• Instructions to follow: Repeat each line exactly as it is written.

Dataset listings of figures:
⁂
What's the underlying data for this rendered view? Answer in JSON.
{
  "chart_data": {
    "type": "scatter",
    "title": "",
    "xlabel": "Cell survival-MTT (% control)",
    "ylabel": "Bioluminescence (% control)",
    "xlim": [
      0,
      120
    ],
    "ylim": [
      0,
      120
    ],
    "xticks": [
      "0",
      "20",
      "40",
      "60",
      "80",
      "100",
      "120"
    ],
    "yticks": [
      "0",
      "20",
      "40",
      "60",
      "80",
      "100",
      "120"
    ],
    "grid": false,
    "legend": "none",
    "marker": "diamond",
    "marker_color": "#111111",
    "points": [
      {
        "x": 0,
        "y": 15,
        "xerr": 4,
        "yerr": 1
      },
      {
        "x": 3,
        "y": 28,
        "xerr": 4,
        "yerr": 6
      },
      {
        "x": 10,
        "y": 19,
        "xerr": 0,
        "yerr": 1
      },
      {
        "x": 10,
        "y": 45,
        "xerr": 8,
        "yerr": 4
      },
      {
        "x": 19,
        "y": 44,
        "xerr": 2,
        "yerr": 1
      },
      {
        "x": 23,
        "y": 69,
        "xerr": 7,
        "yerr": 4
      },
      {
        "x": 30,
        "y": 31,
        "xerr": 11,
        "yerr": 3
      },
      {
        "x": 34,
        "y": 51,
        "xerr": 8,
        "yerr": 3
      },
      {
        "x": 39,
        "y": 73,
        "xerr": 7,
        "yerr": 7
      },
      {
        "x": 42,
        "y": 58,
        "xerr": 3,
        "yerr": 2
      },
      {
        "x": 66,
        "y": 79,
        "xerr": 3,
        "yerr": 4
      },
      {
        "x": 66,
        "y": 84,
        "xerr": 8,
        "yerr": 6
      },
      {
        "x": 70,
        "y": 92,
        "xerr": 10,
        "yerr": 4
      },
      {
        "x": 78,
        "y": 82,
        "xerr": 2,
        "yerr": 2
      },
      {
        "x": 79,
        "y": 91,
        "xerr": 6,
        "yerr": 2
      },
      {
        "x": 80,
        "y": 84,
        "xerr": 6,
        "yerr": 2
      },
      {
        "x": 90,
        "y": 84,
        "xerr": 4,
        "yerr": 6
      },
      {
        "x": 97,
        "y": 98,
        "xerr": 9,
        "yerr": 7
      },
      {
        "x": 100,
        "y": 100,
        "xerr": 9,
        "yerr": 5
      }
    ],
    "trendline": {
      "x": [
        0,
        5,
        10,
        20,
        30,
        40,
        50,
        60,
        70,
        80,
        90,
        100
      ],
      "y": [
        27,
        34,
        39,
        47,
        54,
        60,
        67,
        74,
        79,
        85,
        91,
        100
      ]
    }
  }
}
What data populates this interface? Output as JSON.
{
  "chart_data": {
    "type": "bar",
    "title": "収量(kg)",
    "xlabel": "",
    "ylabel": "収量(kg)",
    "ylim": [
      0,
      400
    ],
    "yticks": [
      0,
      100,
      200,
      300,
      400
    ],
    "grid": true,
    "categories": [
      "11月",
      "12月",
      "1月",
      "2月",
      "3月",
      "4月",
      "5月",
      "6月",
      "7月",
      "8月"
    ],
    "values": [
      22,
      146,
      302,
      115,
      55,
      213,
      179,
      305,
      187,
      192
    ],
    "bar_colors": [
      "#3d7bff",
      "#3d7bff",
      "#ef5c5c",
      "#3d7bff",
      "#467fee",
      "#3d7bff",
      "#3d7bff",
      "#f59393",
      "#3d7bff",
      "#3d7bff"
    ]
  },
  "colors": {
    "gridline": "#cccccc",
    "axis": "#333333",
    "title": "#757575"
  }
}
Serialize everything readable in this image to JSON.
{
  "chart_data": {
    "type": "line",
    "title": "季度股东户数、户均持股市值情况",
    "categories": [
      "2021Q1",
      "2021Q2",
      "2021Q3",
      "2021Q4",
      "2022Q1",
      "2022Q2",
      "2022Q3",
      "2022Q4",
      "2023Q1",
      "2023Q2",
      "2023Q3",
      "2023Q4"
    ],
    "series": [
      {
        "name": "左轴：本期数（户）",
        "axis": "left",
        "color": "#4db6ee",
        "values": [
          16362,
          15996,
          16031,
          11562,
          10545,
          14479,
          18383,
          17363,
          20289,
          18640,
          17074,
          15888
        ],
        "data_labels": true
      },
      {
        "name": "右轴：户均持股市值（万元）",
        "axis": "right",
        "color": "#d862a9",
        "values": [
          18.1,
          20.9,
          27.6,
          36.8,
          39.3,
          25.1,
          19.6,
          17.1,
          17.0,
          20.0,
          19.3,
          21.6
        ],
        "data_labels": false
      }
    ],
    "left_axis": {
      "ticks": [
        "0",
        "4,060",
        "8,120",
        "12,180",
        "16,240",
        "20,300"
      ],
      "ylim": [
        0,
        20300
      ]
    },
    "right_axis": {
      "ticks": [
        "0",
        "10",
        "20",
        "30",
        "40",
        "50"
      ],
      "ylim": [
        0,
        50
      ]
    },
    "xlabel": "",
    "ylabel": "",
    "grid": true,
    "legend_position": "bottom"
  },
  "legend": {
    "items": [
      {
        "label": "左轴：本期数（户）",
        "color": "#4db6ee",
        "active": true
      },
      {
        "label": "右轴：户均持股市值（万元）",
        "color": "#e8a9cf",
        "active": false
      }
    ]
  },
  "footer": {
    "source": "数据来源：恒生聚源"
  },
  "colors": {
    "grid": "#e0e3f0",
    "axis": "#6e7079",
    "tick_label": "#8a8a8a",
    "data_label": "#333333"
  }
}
⁂
• The output:
What's the underlying data for this rendered view? Answer in JSON.
{
  "chart_data": {
    "type": "scatter",
    "title": "",
    "xlabel": "Cell survival-MTT (% control)",
    "ylabel": "Bioluminescence (% control)",
    "xlim": [
      0,
      120
    ],
    "ylim": [
      0,
      120
    ],
    "xticks": [
      "0",
      "20",
      "40",
      "60",
      "80",
      "100",
      "120"
    ],
    "yticks": [
      "0",
      "20",
      "40",
      "60",
      "80",
      "100",
      "120"
    ],
    "grid": false,
    "legend": "none",
    "marker": "diamond",
    "marker_color": "#111111",
    "points": [
      {
        "x": 0,
        "y": 15,
        "xerr": 4,
        "yerr": 1
      },
      {
        "x": 3,
        "y": 28,
        "xerr": 4,
        "yerr": 6
      },
      {
        "x": 10,
        "y": 19,
        "xerr": 0,
        "yerr": 1
      },
      {
        "x": 10,
        "y": 45,
        "xerr": 8,
        "yerr": 4
      },
      {
        "x": 19,
        "y": 44,
        "xerr": 2,
        "yerr": 1
      },
      {
        "x": 23,
        "y": 69,
        "xerr": 7,
        "yerr": 4
      },
      {
        "x": 30,
        "y": 31,
        "xerr": 11,
        "yerr": 3
      },
      {
        "x": 34,
        "y": 51,
        "xerr": 8,
        "yerr": 3
      },
      {
        "x": 39,
        "y": 73,
        "xerr": 7,
        "yerr": 7
      },
      {
        "x": 42,
        "y": 58,
        "xerr": 3,
        "yerr": 2
      },
      {
        "x": 66,
        "y": 79,
        "xerr": 3,
        "yerr": 4
      },
      {
        "x": 66,
        "y": 84,
        "xerr": 8,
        "yerr": 6
      },
      {
        "x": 70,
        "y": 92,
        "xerr": 10,
        "yerr": 4
      },
      {
        "x": 78,
        "y": 82,
        "xerr": 2,
        "yerr": 2
      },
      {
        "x": 79,
        "y": 91,
        "xerr": 6,
        "yerr": 2
      },
      {
        "x": 80,
        "y": 84,
        "xerr": 6,
        "yerr": 2
      },
      {
        "x": 90,
        "y": 84,
        "xerr": 4,
        "yerr": 6
      },
      {
        "x": 97,
        "y": 98,
        "xerr": 9,
        "yerr": 7
      },
      {
        "x": 100,
        "y": 100,
        "xerr": 9,
        "yerr": 5
      }
    ],
    "trendline": {
      "x": [
        0,
        5,
        10,
        20,
        30,
        40,
        50,
        60,
        70,
        80,
        90,
        100
      ],
      "y": [
        27,
        34,
        39,
        47,
        54,
        60,
        67,
        74,
        79,
        85,
        91,
        100
      ]
    }
  }
}
What data populates this interface? Output as JSON.
{
  "chart_data": {
    "type": "bar",
    "title": "収量(kg)",
    "xlabel": "",
    "ylabel": "収量(kg)",
    "ylim": [
      0,
      400
    ],
    "yticks": [
      0,
      100,
      200,
      300,
      400
    ],
    "grid": true,
    "categories": [
      "11月",
      "12月",
      "1月",
      "2月",
      "3月",
      "4月",
      "5月",
      "6月",
      "7月",
      "8月"
    ],
    "values": [
      22,
      146,
      302,
      115,
      55,
      213,
      179,
      305,
      187,
      192
    ],
    "bar_colors": [
      "#3d7bff",
      "#3d7bff",
      "#ef5c5c",
      "#3d7bff",
      "#467fee",
      "#3d7bff",
      "#3d7bff",
      "#f59393",
      "#3d7bff",
      "#3d7bff"
    ]
  },
  "colors": {
    "gridline": "#cccccc",
    "axis": "#333333",
    "title": "#757575"
  }
}
Serialize everything readable in this image to JSON.
{
  "chart_data": {
    "type": "line",
    "title": "季度股东户数、户均持股市值情况",
    "categories": [
      "2021Q1",
      "2021Q2",
      "2021Q3",
      "2021Q4",
      "2022Q1",
      "2022Q2",
      "2022Q3",
      "2022Q4",
      "2023Q1",
      "2023Q2",
      "2023Q3",
      "2023Q4"
    ],
    "series": [
      {
        "name": "左轴：本期数（户）",
        "axis": "left",
        "color": "#4db6ee",
        "values": [
          16362,
          15996,
          16031,
          11562,
          10545,
          14479,
          18383,
          17363,
          20289,
          18640,
          17074,
          15888
        ],
        "data_labels": true
      },
      {
        "name": "右轴：户均持股市值（万元）",
        "axis": "right",
        "color": "#d862a9",
        "values": [
          18.1,
          20.9,
          27.6,
          36.8,
          39.3,
          25.1,
          19.6,
          17.1,
          17.0,
          20.0,
          19.3,
          21.6
        ],
        "data_labels": false
      }
    ],
    "left_axis": {
      "ticks": [
        "0",
        "4,060",
        "8,120",
        "12,180",
        "16,240",
        "20,300"
      ],
      "ylim": [
        0,
        20300
      ]
    },
    "right_axis": {
      "ticks": [
        "0",
        "10",
        "20",
        "30",
        "40",
        "50"
      ],
      "ylim": [
        0,
        50
      ]
    },
    "xlabel": "",
    "ylabel": "",
    "grid": true,
    "legend_position": "bottom"
  },
  "legend": {
    "items": [
      {
        "label": "左轴：本期数（户）",
        "color": "#4db6ee",
        "active": true
      },
      {
        "label": "右轴：户均持股市值（万元）",
        "color": "#e8a9cf",
        "active": false
      }
    ]
  },
  "footer": {
    "source": "数据来源：恒生聚源"
  },
  "colors": {
    "grid": "#e0e3f0",
    "axis": "#6e7079",
    "tick_label": "#8a8a8a",
    "data_label": "#333333"
  }
}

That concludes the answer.